— START OF Dataset content —
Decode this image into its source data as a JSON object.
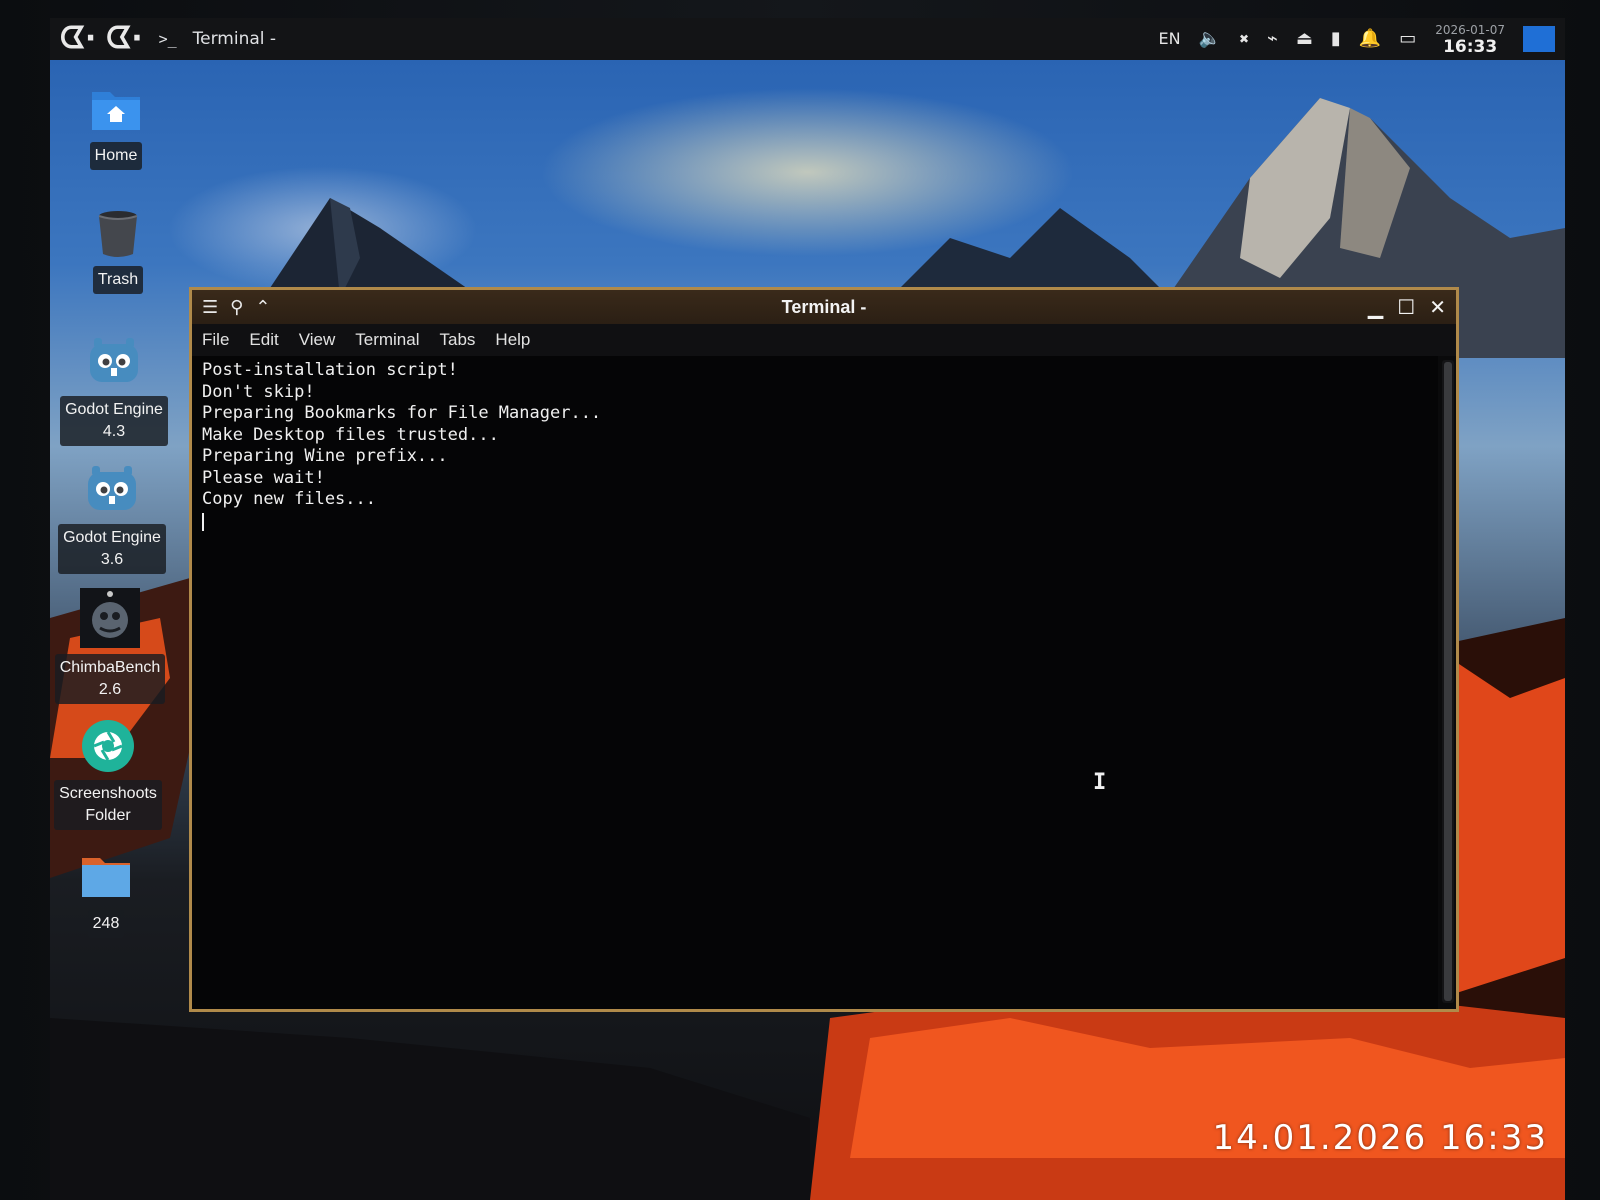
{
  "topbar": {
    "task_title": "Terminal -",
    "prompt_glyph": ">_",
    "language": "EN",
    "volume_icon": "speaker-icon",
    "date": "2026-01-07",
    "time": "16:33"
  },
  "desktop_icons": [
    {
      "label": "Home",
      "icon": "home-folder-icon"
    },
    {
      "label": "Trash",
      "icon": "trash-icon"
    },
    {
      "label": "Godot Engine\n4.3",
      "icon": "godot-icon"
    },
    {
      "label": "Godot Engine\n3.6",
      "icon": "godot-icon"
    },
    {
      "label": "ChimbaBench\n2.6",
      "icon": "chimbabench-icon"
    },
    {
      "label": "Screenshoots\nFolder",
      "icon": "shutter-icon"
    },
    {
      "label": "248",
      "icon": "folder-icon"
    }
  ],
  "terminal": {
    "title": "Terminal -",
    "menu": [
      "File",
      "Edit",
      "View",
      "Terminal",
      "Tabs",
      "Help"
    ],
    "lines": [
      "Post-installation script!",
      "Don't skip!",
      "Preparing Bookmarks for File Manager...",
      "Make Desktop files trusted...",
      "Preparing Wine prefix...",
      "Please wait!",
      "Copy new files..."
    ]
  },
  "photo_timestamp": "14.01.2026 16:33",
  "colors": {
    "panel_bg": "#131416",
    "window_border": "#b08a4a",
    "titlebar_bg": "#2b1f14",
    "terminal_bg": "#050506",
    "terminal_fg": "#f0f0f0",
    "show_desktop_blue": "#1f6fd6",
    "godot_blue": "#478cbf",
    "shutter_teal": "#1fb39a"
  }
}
— END OF Dataset content —
— START OF Dataset content —
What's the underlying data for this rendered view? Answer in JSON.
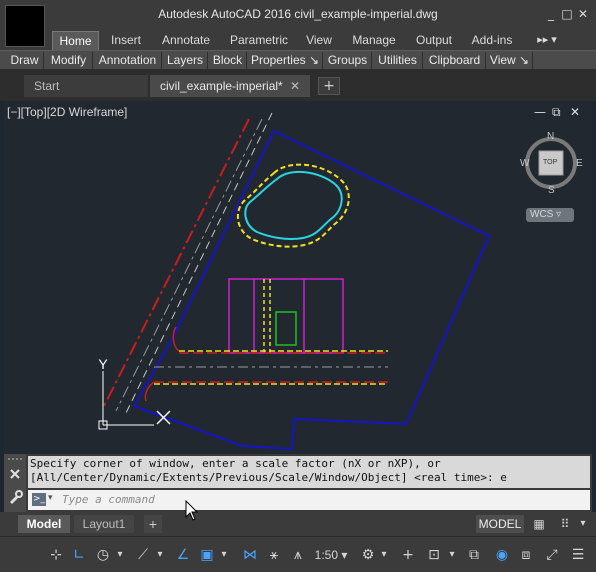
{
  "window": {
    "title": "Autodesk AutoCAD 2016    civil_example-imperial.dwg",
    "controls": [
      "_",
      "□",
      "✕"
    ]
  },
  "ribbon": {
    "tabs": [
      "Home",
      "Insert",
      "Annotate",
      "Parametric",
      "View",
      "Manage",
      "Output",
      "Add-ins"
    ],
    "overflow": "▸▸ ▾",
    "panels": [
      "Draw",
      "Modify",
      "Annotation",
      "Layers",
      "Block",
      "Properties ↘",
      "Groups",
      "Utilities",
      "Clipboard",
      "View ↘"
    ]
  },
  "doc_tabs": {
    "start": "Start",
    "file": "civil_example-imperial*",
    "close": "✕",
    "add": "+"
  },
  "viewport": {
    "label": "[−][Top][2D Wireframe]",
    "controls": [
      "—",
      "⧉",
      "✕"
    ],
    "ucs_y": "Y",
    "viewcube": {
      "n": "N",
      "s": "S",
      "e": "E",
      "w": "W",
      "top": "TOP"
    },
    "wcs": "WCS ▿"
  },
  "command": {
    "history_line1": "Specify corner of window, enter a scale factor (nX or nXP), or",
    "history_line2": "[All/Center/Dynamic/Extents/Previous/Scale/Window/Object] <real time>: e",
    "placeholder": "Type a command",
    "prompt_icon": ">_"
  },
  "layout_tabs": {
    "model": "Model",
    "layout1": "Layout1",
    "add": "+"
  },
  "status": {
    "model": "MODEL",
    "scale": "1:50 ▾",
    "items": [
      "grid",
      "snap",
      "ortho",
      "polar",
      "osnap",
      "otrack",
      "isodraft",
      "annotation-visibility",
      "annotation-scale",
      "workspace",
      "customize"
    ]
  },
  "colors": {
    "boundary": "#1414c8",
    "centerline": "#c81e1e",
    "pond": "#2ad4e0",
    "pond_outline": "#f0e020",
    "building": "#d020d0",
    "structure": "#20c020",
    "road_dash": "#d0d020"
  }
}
— END OF Dataset content —
— START OF Dataset content —
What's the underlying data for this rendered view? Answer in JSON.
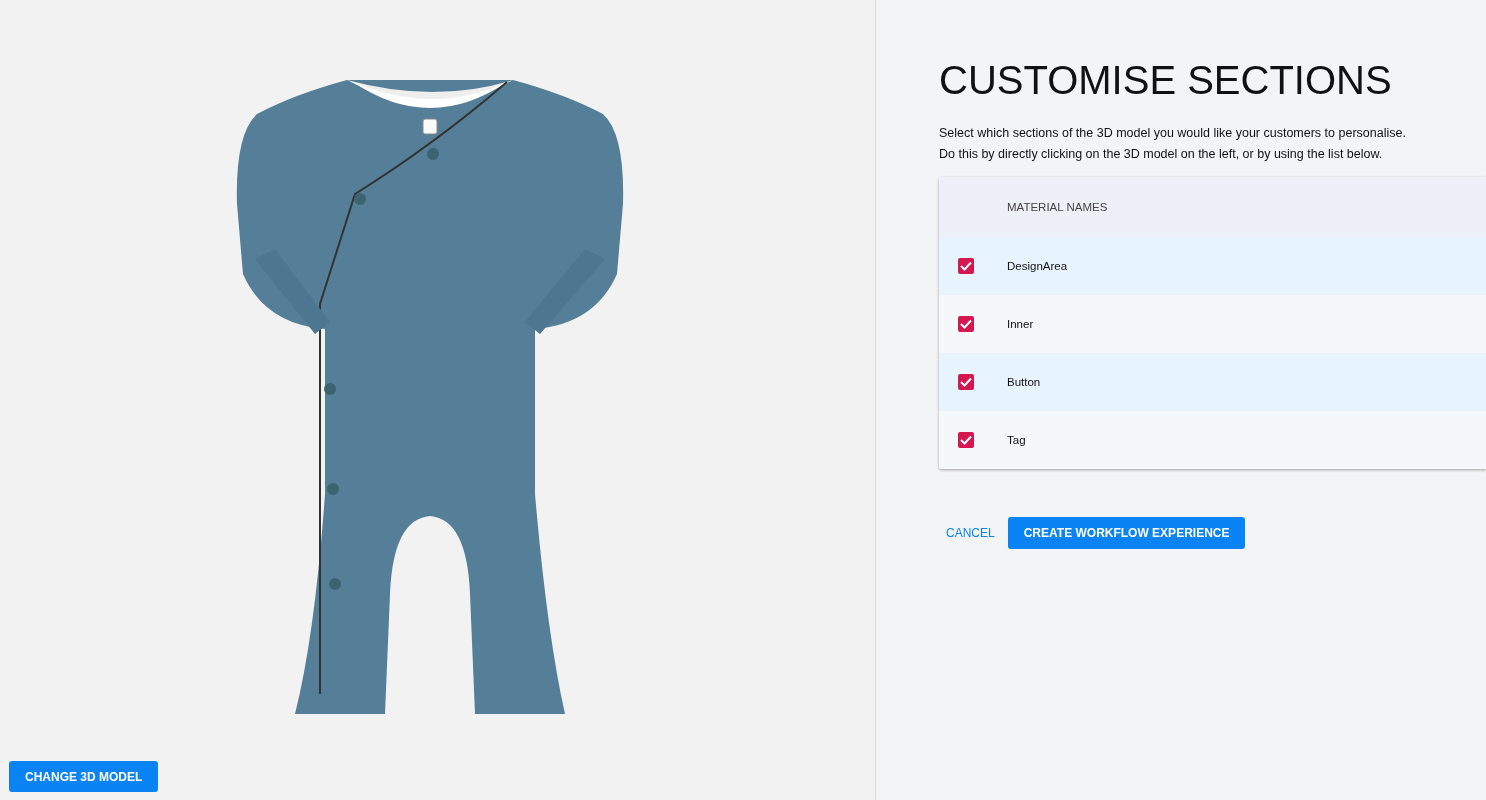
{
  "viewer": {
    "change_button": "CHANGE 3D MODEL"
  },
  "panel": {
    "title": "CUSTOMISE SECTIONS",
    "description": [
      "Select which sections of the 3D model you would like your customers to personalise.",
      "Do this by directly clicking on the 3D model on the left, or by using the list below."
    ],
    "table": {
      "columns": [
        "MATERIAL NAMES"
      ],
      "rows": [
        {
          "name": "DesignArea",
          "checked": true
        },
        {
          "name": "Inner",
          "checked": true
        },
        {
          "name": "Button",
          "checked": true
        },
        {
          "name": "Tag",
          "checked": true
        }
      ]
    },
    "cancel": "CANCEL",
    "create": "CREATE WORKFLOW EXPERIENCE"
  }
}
— END OF Dataset content —
■ The exercise: Show every line from the entries above in which "files" appears.

■ The result:
      "Make Desktop files trusted...",
      "Copy new files..."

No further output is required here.